**PROBLEM DETAILS:** Set out every line bearing the string "රටවල".

(Dataset rows)
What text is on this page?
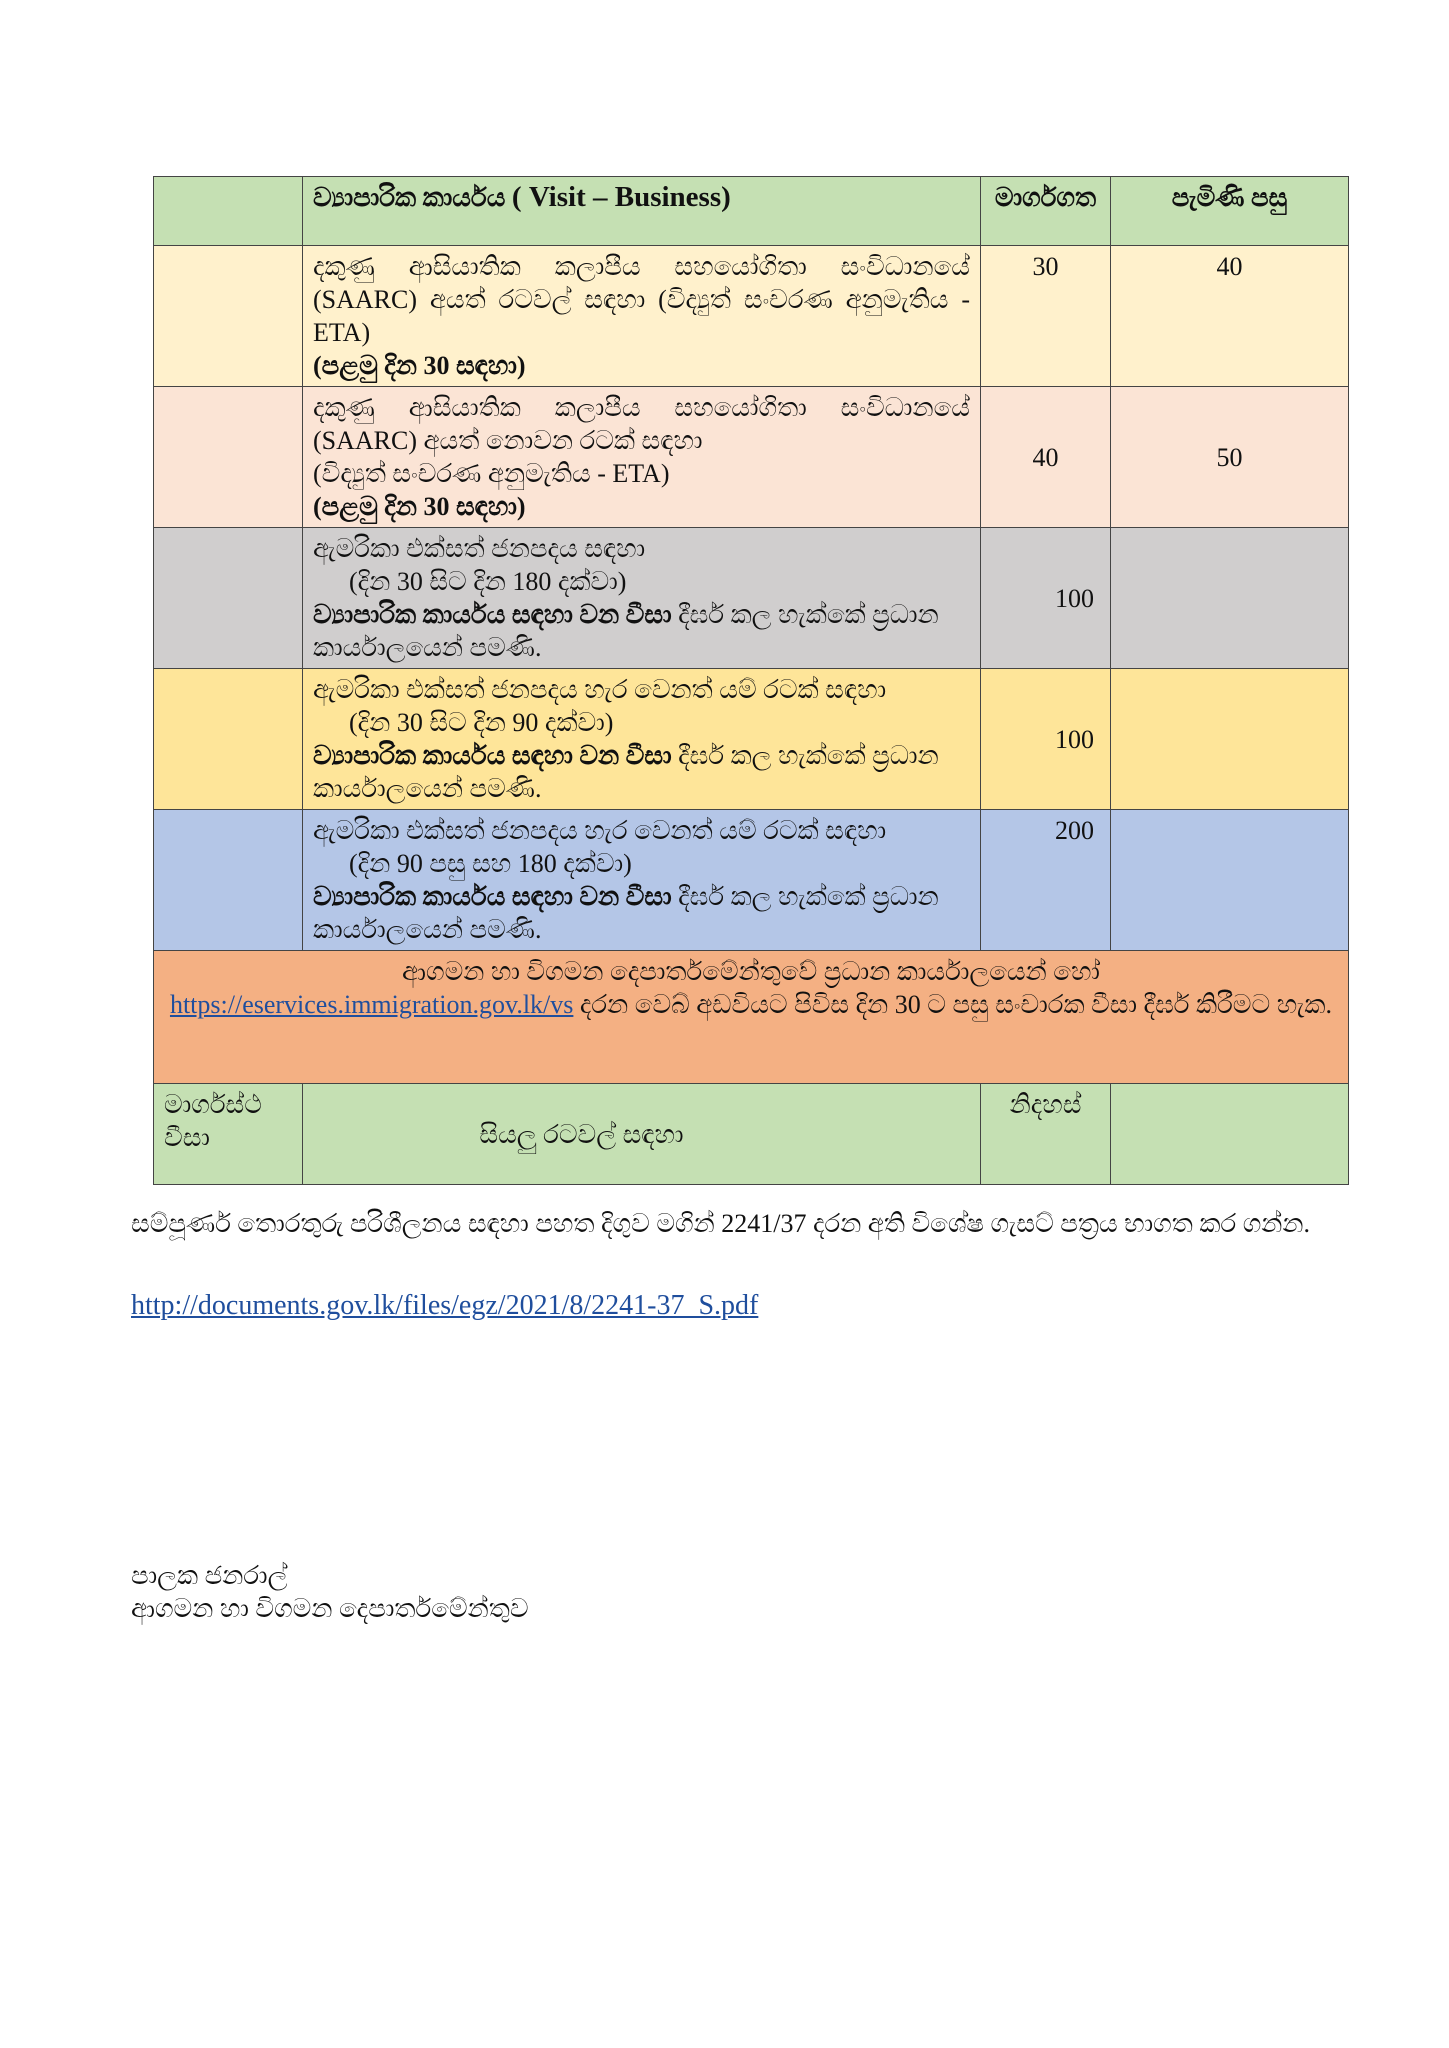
	ව්‍යාපාරික කාර්යය ( Visit – Business)	මාර්ගගත	පැමිණි පසු

	දකුණු ආසියාතික කලාපීය සහයෝගිතා සංවිධානයේ (SAARC) අයත් රටවල් සඳහා (විද්‍යුත් සංචරණ අනුමැතිය - ETA)
(පළමු දින 30 සඳහා)	30	40

	දකුණු ආසියාතික කලාපීය සහයෝගිතා සංවිධානයේ (SAARC) අයත් නොවන රටක් සඳහා
(විද්‍යුත් සංචරණ අනුමැතිය - ETA)
(පළමු දින 30 සඳහා)	40	50

	ඇමරිකා එක්සත් ජනපදය සඳහා
(දින 30 සිට දින 180 දක්වා)
ව්‍යාපාරික කාර්යය සඳහා වන වීසා දීර්ඝ කල හැක්කේ ප්‍රධාන කාර්යාලයෙන් පමණි.	100	

	ඇමරිකා එක්සත් ජනපදය හැර වෙනත් යම් රටක් සඳහා
(දින 30 සිට දින 90 දක්වා)
ව්‍යාපාරික කාර්යය සඳහා වන වීසා දීර්ඝ කල හැක්කේ ප්‍රධාන කාර්යාලයෙන් පමණි.	100	

	ඇමරිකා එක්සත් ජනපදය හැර වෙනත් යම් රටක් සඳහා
(දින 90 පසු සහ 180 දක්වා)
ව්‍යාපාරික කාර්යය සඳහා වන වීසා දීර්ඝ කල හැක්කේ ප්‍රධාන කාර්යාලයෙන් පමණි.	200	

ආගමන හා විගමන දෙපාර්තමේන්තුවේ ප්‍රධාන කාර්යාලයෙන් හෝ
https://eservices.immigration.gov.lk/vs දරන වෙබ් අඩවියට පිවිස දින 30 ට පසු සංචාරක වීසා දීර්ඝ කිරීමට හැක.			

මාර්ගස්ථ වීසා	සියලු රටවල් සඳහා	නිදහස්	
සම්පූර්ණ තොරතුරු පරිශීලනය සඳහා පහත දිගුව මගින් 2241/37 දරන අති විශේෂ ගැසට් පත්‍රය භාගත කර ගන්න.
http://documents.gov.lk/files/egz/2021/8/2241-37_S.pdf
පාලක ජනරාල්
ආගමන හා විගමන දෙපාර්තමේන්තුව
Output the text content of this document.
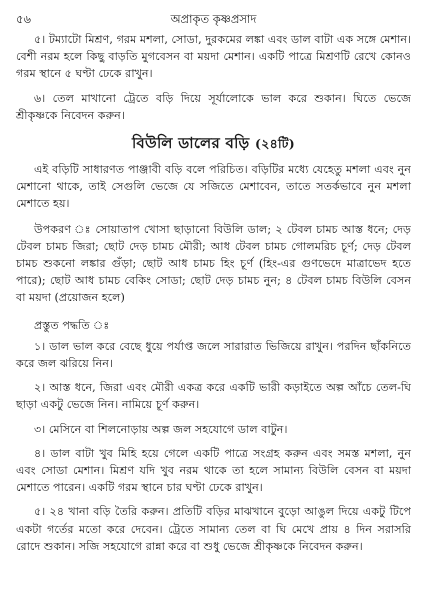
৫৬	অপ্রাকৃত কৃষ্ণপ্রসাদ

৫। টম্যাটো মিশ্রণ, গরম মশলা, সোডা, দুরকমের লঙ্কা এবং ডাল বাটা এক সঙ্গে মেশান। বেশী নরম হলে কিছু বাড়তি মুগবেসন বা ময়দা মেশান। একটি পাত্রে মিশ্রণটি রেখে কোনও গরম স্থানে ৫ ঘণ্টা ঢেকে রাখুন।

৬। তেল মাখানো ট্রেতে বড়ি দিয়ে সূর্যালোকে ভাল করে শুকান। ঘিতে ভেজে শ্রীকৃষ্ণকে নিবেদন করুন।

বিউলি ডালের বড়ি (২৪টি)

এই বড়িটি সাধারণত পাঞ্জাবী বড়ি বলে পরিচিত। বড়িটির মধ্যে যেহেতু মশলা এবং নুন মেশানো থাকে, তাই সেগুলি ভেজে যে সজিতে মেশাবেন, তাতে সতর্কভাবে নুন মশলা মেশাতে হয়।

উপকরণ ঃ সোয়াতাপ খোসা ছাড়ানো বিউলি ডাল; ২ টেবল চামচ আস্ত ধনে; দেড় টেবল চামচ জিরা; ছোট দেড় চামচ মৌরী; আধ টেবল চামচ গোলমরিচ চূর্ণ; দেড় টেবল চামচ শুকনো লঙ্কার গুঁড়া; ছোট আধ চামচ হিং চূর্ণ (হিং-এর গুণভেদে মাত্রাভেদ হতে পারে); ছোট আধ চামচ বেকিং সোডা; ছোট দেড় চামচ নুন; ৪ টেবল চামচ বিউলি বেসন বা ময়দা (প্রয়োজন হলে)

প্রস্তুত পদ্ধতি ঃ

১। ডাল ভাল করে বেছে ধুয়ে পর্যাপ্ত জলে সারারাত ভিজিয়ে রাখুন। পরদিন ছাঁকনিতে করে জল ঝরিয়ে নিন।

২। আস্ত ধনে, জিরা এবং মৌরী একত্র করে একটি ভারী কড়াইতে অল্প আঁচে তেল-ঘি ছাড়া একটু ভেজে নিন। নামিয়ে চূর্ণ করুন।

৩। মেসিনে বা শিলনোড়ায় অল্প জল সহযোগে ডাল বাটুন।

৪। ডাল বাটা খুব মিহি হয়ে গেলে একটি পাত্রে সংগ্রহ করুন এবং সমস্ত মশলা, নুন এবং সোডা মেশান। মিশ্রণ যদি খুব নরম থাকে তা হলে সামান্য বিউলি বেসন বা ময়দা মেশাতে পারেন। একটি গরম স্থানে চার ঘণ্টা ঢেকে রাখুন।

৫। ২৪ খানা বড়ি তৈরি করুন। প্রতিটি বড়ির মাঝখানে বুড়ো আঙুল দিয়ে একটু টিপে একটা গর্তের মতো করে দেবেন। ট্রেতে সামান্য তেল বা ঘি মেখে প্রায় ৪ দিন সরাসরি রোদে শুকান। সজি সহযোগে রান্না করে বা শুধু ভেজে শ্রীকৃষ্ণকে নিবেদন করুন।
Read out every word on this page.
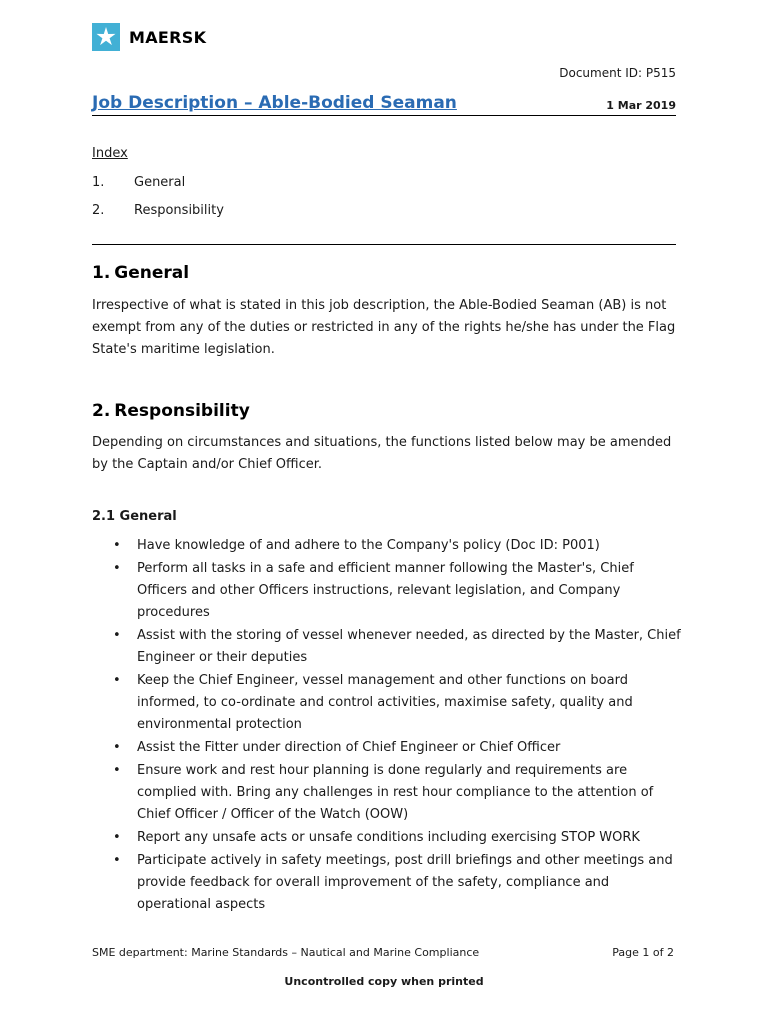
MAERSK
Document ID: P515
Job Description – Able-Bodied Seaman	1 Mar 2019
Index
1. General
2. Responsibility
1. General

Irrespective of what is stated in this job description, the Able-Bodied Seaman (AB) is not exempt from any of the duties or restricted in any of the rights he/she has under the Flag State's maritime legislation.

2. Responsibility

Depending on circumstances and situations, the functions listed below may be amended by the Captain and/or Chief Officer.

2.1 General
• Have knowledge of and adhere to the Company's policy (Doc ID: P001)
• Perform all tasks in a safe and efficient manner following the Master's, Chief Officers and other Officers instructions, relevant legislation, and Company procedures
• Assist with the storing of vessel whenever needed, as directed by the Master, Chief Engineer or their deputies
• Keep the Chief Engineer, vessel management and other functions on board informed, to co-ordinate and control activities, maximise safety, quality and environmental protection
• Assist the Fitter under direction of Chief Engineer or Chief Officer
• Ensure work and rest hour planning is done regularly and requirements are complied with. Bring any challenges in rest hour compliance to the attention of Chief Officer / Officer of the Watch (OOW)
• Report any unsafe acts or unsafe conditions including exercising STOP WORK
• Participate actively in safety meetings, post drill briefings and other meetings and provide feedback for overall improvement of the safety, compliance and operational aspects
SME department: Marine Standards – Nautical and Marine Compliance	Page 1 of 2
Uncontrolled copy when printed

**SOLUTION FOR THIS TASK:**
	දකුණු ආසියාතික කලාපීය සහයෝගිතා සංවිධානයේ (SAARC) අයත් රටවල් සඳහා (විද්‍යුත් සංචරණ අනුමැතිය - ETA)
මාර්ගස්ථ වීසා	සියලු රටවල් සඳහා	නිදහස්	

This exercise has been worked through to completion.